3. Il résulte de ces dispositions qu'il incombe au président du conseil départemental de s'assurer que les conditions d'accueil garantissent la sécurité, la santé et l'épanouissement des enfants accueillis. Dans l'hypothèse où il est informé de suspicions de comportements susceptibles de compromettre la santé, la sécurité ou l'épanouissement d'un enfant, de la part du bénéficiaire de l'agrément ou de son entourage, il lui appartient, dans l'intérêt qui s'attache à la protection de l'enfance, de tenir compte de tous les éléments portés à la connaissance des services compétents du département ou recueillis par eux. Il peut procéder à la suspension de l'agrément lorsque ces éléments revêtent un caractère suffisant de vraisemblance et de gravité et révèlent une situation d'urgence, ce dont il lui appartient le cas échéant de justifier en cas de contestation de cette mesure de suspension devant le juge administratif.

En ce qui concerne la légalité des décisions de suspension d'agrément du 12 juillet 2019

4. Il ressort des pièces du dossier qu'après avoir recueilli le témoignage d'une enfant mettant en cause l'un des fils des époux C... et faisant peser sur lui des soupçons de maltraitance de nature sexuelle lorsqu'elle était accueillie à leur domicile, un psychologue de l'aide sociale à l'enfance, spécialisé en victimologie, a saisi le 11 juillet 2019 la cellule de recueil des informations préoccupantes (CRIP). La CRIP a transmis ce témoignage au service de la protection maternelle et infantile et de la petite enfance de la maison départementale des solidarités de Provins qui en a immédiatement informé le procureur de la République, lequel a ouvert une enquête préliminaire. Compte tenu de ces éléments, notamment de la spécialité du psychologue ayant recueilli la parole de l'enfant, de la célérité avec laquelle ont réagi tant les instances administratives que les instances judiciaires, et alors que trois incidents au domicile des appelants avaient été signalés en 2016 et 2018, le président du conseil départemental n'a pas commis d'erreur d'appréciation en considérant qu'il existait, à la date de ses décisions, une suspicion suffisamment étayée de risque pour la sécurité et la santé des enfants accueillis au domicile des époux C..., justifiant que leurs agréments soient, à titre conservatoire, suspendus. Si les époux C... contestent ces éléments, en faisant état de l'ancienneté des faits reprochés à leur fils, cette circonstance n'est pas de nature à remettre en cause les propos tenus par l'enfant qui s'est prétendue victime, de telles révélations intervenant souvent plusieurs mois après la commission des faits.

* * *

> **TÂCHE COURTE A**
Rendez sous forme de tableau JSON de chaînes, une chaîne par ligne et sans les lignes vides, les lignes du listing comprises entre la ligne qui contient "y-tick-label: 0.06 bbox=[37, 370, 67, 382]" et la fin du listing, bornes incluses.
Le listing qui suit n'a aucun rapport avec le texte.

* * *

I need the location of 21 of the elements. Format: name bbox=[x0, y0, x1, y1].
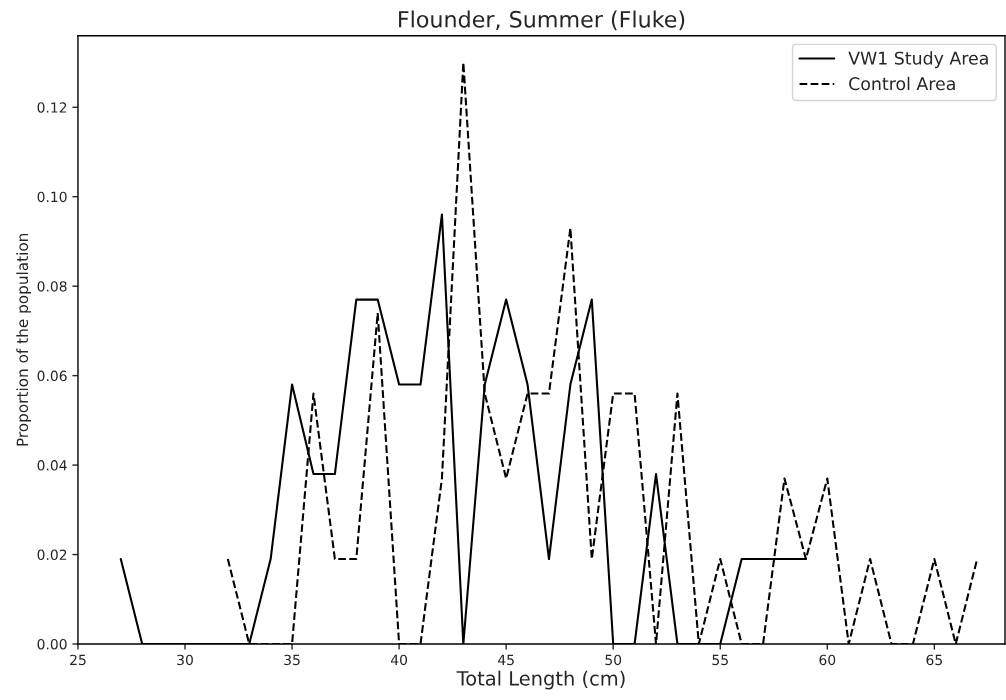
y-tick-label: 0.06 bbox=[37, 370, 67, 382]
x-tick-label: 50 bbox=[605, 654, 622, 666]
x-axis-title: Total Length (cm) bbox=[456, 670, 625, 690]
chart-title: Flounder, Summer (Fluke) bbox=[399, 10, 685, 31]
x-tick-label: 30 bbox=[177, 654, 193, 666]
x-tick-label: 60 bbox=[819, 654, 836, 666]
y-tick-label: 0.04 bbox=[37, 460, 67, 471]
y-tick-label: 0.12 bbox=[37, 102, 67, 113]
y-tick-label: 0.08 bbox=[37, 281, 67, 292]
x-tick-label: 45 bbox=[498, 654, 514, 666]
x-tick-label: 40 bbox=[390, 654, 408, 666]
x-tick-label: 35 bbox=[284, 654, 300, 666]
legend-label: VW1 Study Area bbox=[848, 51, 988, 69]
y-tick-label: 0.10 bbox=[37, 191, 67, 203]
y-axis-title: Proportion of the population bbox=[16, 233, 32, 446]
x-tick-label: 55 bbox=[712, 654, 728, 666]
y-tick-label: 0.00 bbox=[37, 638, 67, 650]
legend-label: Control Area bbox=[849, 76, 955, 91]
x-tick-label: 25 bbox=[70, 654, 86, 666]
y-tick-label: 0.02 bbox=[37, 549, 67, 561]
x-tick-label: 65 bbox=[926, 654, 942, 666]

* * *

> **TÂCHE COURTE B**
Recopiez le texte en entier, sans rien y changer.

> **RÉPONSE A**
[
  "y-tick-label: 0.06 bbox=[37, 370, 67, 382]",
  "x-tick-label: 50 bbox=[605, 654, 622, 666]",
  "x-axis-title: Total Length (cm) bbox=[456, 670, 625, 690]",
  "chart-title: Flounder, Summer (Fluke) bbox=[399, 10, 685, 31]",
  "x-tick-label: 30 bbox=[177, 654, 193, 666]",
  "x-tick-label: 60 bbox=[819, 654, 836, 666]",
  "y-tick-label: 0.04 bbox=[37, 460, 67, 471]",
  "y-tick-label: 0.12 bbox=[37, 102, 67, 113]",
  "y-tick-label: 0.08 bbox=[37, 281, 67, 292]",
  "x-tick-label: 45 bbox=[498, 654, 514, 666]",
  "x-tick-label: 40 bbox=[390, 654, 408, 666]",
  "x-tick-label: 35 bbox=[284, 654, 300, 666]",
  "legend-label: VW1 Study Area bbox=[848, 51, 988, 69]",
  "y-tick-label: 0.10 bbox=[37, 191, 67, 203]",
  "y-axis-title: Proportion of the population bbox=[16, 233, 32, 446]",
  "x-tick-label: 55 bbox=[712, 654, 728, 666]",
  "y-tick-label: 0.00 bbox=[37, 638, 67, 650]",
  "legend-label: Control Area bbox=[849, 76, 955, 91]",
  "x-tick-label: 25 bbox=[70, 654, 86, 666]",
  "y-tick-label: 0.02 bbox=[37, 549, 67, 561]",
  "x-tick-label: 65 bbox=[926, 654, 942, 666]"
]

> **RÉPONSE B**
3. Il résulte de ces dispositions qu'il incombe au président du conseil départemental de s'assurer que les conditions d'accueil garantissent la sécurité, la santé et l'épanouissement des enfants accueillis. Dans l'hypothèse où il est informé de suspicions de comportements susceptibles de compromettre la santé, la sécurité ou l'épanouissement d'un enfant, de la part du bénéficiaire de l'agrément ou de son entourage, il lui appartient, dans l'intérêt qui s'attache à la protection de l'enfance, de tenir compte de tous les éléments portés à la connaissance des services compétents du département ou recueillis par eux. Il peut procéder à la suspension de l'agrément lorsque ces éléments revêtent un caractère suffisant de vraisemblance et de gravité et révèlent une situation d'urgence, ce dont il lui appartient le cas échéant de justifier en cas de contestation de cette mesure de suspension devant le juge administratif.

En ce qui concerne la légalité des décisions de suspension d'agrément du 12 juillet 2019

4. Il ressort des pièces du dossier qu'après avoir recueilli le témoignage d'une enfant mettant en cause l'un des fils des époux C... et faisant peser sur lui des soupçons de maltraitance de nature sexuelle lorsqu'elle était accueillie à leur domicile, un psychologue de l'aide sociale à l'enfance, spécialisé en victimologie, a saisi le 11 juillet 2019 la cellule de recueil des informations préoccupantes (CRIP). La CRIP a transmis ce témoignage au service de la protection maternelle et infantile et de la petite enfance de la maison départementale des solidarités de Provins qui en a immédiatement informé le procureur de la République, lequel a ouvert une enquête préliminaire. Compte tenu de ces éléments, notamment de la spécialité du psychologue ayant recueilli la parole de l'enfant, de la célérité avec laquelle ont réagi tant les instances administratives que les instances judiciaires, et alors que trois incidents au domicile des appelants avaient été signalés en 2016 et 2018, le président du conseil départemental n'a pas commis d'erreur d'appréciation en considérant qu'il existait, à la date de ses décisions, une suspicion suffisamment étayée de risque pour la sécurité et la santé des enfants accueillis au domicile des époux C..., justifiant que leurs agréments soient, à titre conservatoire, suspendus. Si les époux C... contestent ces éléments, en faisant état de l'ancienneté des faits reprochés à leur fils, cette circonstance n'est pas de nature à remettre en cause les propos tenus par l'enfant qui s'est prétendue victime, de telles révélations intervenant souvent plusieurs mois après la commission des faits.